Challenge: Reproduce the data in its entirety, exactly as supplied.
________
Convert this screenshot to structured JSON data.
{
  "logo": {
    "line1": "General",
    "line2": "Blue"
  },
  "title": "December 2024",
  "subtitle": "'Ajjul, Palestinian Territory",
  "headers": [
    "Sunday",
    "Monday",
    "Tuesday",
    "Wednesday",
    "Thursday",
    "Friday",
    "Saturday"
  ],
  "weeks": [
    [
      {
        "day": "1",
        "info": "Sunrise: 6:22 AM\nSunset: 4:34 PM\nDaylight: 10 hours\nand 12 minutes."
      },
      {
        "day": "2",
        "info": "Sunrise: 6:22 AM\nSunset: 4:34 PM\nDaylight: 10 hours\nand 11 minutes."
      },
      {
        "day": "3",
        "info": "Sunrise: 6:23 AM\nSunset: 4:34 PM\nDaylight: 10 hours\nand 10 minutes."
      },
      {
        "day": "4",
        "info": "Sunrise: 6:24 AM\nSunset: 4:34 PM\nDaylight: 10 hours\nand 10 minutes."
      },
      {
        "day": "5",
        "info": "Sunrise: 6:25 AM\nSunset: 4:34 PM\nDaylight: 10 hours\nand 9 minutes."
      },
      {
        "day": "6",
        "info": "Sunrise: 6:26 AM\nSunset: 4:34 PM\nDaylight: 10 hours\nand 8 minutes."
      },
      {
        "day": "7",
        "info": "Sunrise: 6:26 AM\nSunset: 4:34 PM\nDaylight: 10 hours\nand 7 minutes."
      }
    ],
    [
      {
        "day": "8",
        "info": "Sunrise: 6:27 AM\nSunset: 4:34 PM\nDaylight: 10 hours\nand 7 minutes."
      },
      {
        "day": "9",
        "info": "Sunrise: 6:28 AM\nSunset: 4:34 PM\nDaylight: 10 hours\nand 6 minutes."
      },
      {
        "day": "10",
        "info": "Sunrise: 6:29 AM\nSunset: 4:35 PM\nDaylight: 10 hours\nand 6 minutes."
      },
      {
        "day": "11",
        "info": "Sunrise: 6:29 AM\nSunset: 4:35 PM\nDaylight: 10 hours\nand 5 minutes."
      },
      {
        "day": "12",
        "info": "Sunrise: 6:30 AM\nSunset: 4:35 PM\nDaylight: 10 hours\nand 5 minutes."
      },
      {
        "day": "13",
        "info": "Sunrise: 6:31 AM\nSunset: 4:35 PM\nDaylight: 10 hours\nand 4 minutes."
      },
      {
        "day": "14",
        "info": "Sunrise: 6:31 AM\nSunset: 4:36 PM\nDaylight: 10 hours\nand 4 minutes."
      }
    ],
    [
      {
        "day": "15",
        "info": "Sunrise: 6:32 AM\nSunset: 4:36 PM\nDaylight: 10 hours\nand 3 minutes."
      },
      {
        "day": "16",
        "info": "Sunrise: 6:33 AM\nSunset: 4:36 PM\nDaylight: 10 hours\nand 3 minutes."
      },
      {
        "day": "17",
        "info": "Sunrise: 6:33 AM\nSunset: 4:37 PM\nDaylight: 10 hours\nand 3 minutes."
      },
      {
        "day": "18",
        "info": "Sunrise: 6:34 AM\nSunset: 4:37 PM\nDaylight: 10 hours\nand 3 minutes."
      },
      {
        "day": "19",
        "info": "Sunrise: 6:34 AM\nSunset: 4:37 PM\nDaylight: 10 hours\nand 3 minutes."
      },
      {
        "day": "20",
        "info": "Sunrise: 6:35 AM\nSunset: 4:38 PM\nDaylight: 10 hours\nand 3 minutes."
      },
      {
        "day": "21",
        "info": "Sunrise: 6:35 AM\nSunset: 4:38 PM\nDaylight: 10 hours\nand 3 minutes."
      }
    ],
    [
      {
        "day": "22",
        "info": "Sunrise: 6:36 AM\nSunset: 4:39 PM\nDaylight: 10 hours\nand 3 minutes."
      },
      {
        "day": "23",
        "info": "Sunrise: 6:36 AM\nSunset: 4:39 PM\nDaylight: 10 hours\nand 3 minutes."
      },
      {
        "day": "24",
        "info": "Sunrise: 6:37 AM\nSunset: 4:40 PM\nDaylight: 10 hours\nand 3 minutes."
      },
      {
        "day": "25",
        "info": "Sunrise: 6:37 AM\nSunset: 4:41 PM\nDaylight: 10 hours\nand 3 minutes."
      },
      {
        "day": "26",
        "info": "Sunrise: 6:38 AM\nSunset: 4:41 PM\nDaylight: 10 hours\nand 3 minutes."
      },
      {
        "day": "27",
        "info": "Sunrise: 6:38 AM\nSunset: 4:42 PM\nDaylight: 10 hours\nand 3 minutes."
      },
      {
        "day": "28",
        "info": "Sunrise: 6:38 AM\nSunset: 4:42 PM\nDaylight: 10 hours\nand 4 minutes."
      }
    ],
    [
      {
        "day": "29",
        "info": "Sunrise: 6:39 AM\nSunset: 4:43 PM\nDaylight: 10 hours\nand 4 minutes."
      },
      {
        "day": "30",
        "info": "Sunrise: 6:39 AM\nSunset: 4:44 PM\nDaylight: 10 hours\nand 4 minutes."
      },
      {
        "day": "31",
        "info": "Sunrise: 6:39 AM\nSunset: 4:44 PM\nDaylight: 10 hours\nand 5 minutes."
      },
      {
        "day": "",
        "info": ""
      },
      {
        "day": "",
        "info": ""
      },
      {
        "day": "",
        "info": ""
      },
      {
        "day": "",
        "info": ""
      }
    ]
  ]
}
________
Correct result:
Convert this screenshot to structured JSON data.
{
  "logo": {
    "line1": "General",
    "line2": "Blue"
  },
  "title": "December 2024",
  "subtitle": "'Ajjul, Palestinian Territory",
  "headers": [
    "Sunday",
    "Monday",
    "Tuesday",
    "Wednesday",
    "Thursday",
    "Friday",
    "Saturday"
  ],
  "weeks": [
    [
      {
        "day": "1",
        "info": "Sunrise: 6:22 AM\nSunset: 4:34 PM\nDaylight: 10 hours\nand 12 minutes."
      },
      {
        "day": "2",
        "info": "Sunrise: 6:22 AM\nSunset: 4:34 PM\nDaylight: 10 hours\nand 11 minutes."
      },
      {
        "day": "3",
        "info": "Sunrise: 6:23 AM\nSunset: 4:34 PM\nDaylight: 10 hours\nand 10 minutes."
      },
      {
        "day": "4",
        "info": "Sunrise: 6:24 AM\nSunset: 4:34 PM\nDaylight: 10 hours\nand 10 minutes."
      },
      {
        "day": "5",
        "info": "Sunrise: 6:25 AM\nSunset: 4:34 PM\nDaylight: 10 hours\nand 9 minutes."
      },
      {
        "day": "6",
        "info": "Sunrise: 6:26 AM\nSunset: 4:34 PM\nDaylight: 10 hours\nand 8 minutes."
      },
      {
        "day": "7",
        "info": "Sunrise: 6:26 AM\nSunset: 4:34 PM\nDaylight: 10 hours\nand 7 minutes."
      }
    ],
    [
      {
        "day": "8",
        "info": "Sunrise: 6:27 AM\nSunset: 4:34 PM\nDaylight: 10 hours\nand 7 minutes."
      },
      {
        "day": "9",
        "info": "Sunrise: 6:28 AM\nSunset: 4:34 PM\nDaylight: 10 hours\nand 6 minutes."
      },
      {
        "day": "10",
        "info": "Sunrise: 6:29 AM\nSunset: 4:35 PM\nDaylight: 10 hours\nand 6 minutes."
      },
      {
        "day": "11",
        "info": "Sunrise: 6:29 AM\nSunset: 4:35 PM\nDaylight: 10 hours\nand 5 minutes."
      },
      {
        "day": "12",
        "info": "Sunrise: 6:30 AM\nSunset: 4:35 PM\nDaylight: 10 hours\nand 5 minutes."
      },
      {
        "day": "13",
        "info": "Sunrise: 6:31 AM\nSunset: 4:35 PM\nDaylight: 10 hours\nand 4 minutes."
      },
      {
        "day": "14",
        "info": "Sunrise: 6:31 AM\nSunset: 4:36 PM\nDaylight: 10 hours\nand 4 minutes."
      }
    ],
    [
      {
        "day": "15",
        "info": "Sunrise: 6:32 AM\nSunset: 4:36 PM\nDaylight: 10 hours\nand 3 minutes."
      },
      {
        "day": "16",
        "info": "Sunrise: 6:33 AM\nSunset: 4:36 PM\nDaylight: 10 hours\nand 3 minutes."
      },
      {
        "day": "17",
        "info": "Sunrise: 6:33 AM\nSunset: 4:37 PM\nDaylight: 10 hours\nand 3 minutes."
      },
      {
        "day": "18",
        "info": "Sunrise: 6:34 AM\nSunset: 4:37 PM\nDaylight: 10 hours\nand 3 minutes."
      },
      {
        "day": "19",
        "info": "Sunrise: 6:34 AM\nSunset: 4:37 PM\nDaylight: 10 hours\nand 3 minutes."
      },
      {
        "day": "20",
        "info": "Sunrise: 6:35 AM\nSunset: 4:38 PM\nDaylight: 10 hours\nand 3 minutes."
      },
      {
        "day": "21",
        "info": "Sunrise: 6:35 AM\nSunset: 4:38 PM\nDaylight: 10 hours\nand 3 minutes."
      }
    ],
    [
      {
        "day": "22",
        "info": "Sunrise: 6:36 AM\nSunset: 4:39 PM\nDaylight: 10 hours\nand 3 minutes."
      },
      {
        "day": "23",
        "info": "Sunrise: 6:36 AM\nSunset: 4:39 PM\nDaylight: 10 hours\nand 3 minutes."
      },
      {
        "day": "24",
        "info": "Sunrise: 6:37 AM\nSunset: 4:40 PM\nDaylight: 10 hours\nand 3 minutes."
      },
      {
        "day": "25",
        "info": "Sunrise: 6:37 AM\nSunset: 4:41 PM\nDaylight: 10 hours\nand 3 minutes."
      },
      {
        "day": "26",
        "info": "Sunrise: 6:38 AM\nSunset: 4:41 PM\nDaylight: 10 hours\nand 3 minutes."
      },
      {
        "day": "27",
        "info": "Sunrise: 6:38 AM\nSunset: 4:42 PM\nDaylight: 10 hours\nand 3 minutes."
      },
      {
        "day": "28",
        "info": "Sunrise: 6:38 AM\nSunset: 4:42 PM\nDaylight: 10 hours\nand 4 minutes."
      }
    ],
    [
      {
        "day": "29",
        "info": "Sunrise: 6:39 AM\nSunset: 4:43 PM\nDaylight: 10 hours\nand 4 minutes."
      },
      {
        "day": "30",
        "info": "Sunrise: 6:39 AM\nSunset: 4:44 PM\nDaylight: 10 hours\nand 4 minutes."
      },
      {
        "day": "31",
        "info": "Sunrise: 6:39 AM\nSunset: 4:44 PM\nDaylight: 10 hours\nand 5 minutes."
      },
      {
        "day": "",
        "info": ""
      },
      {
        "day": "",
        "info": ""
      },
      {
        "day": "",
        "info": ""
      },
      {
        "day": "",
        "info": ""
      }
    ]
  ]
}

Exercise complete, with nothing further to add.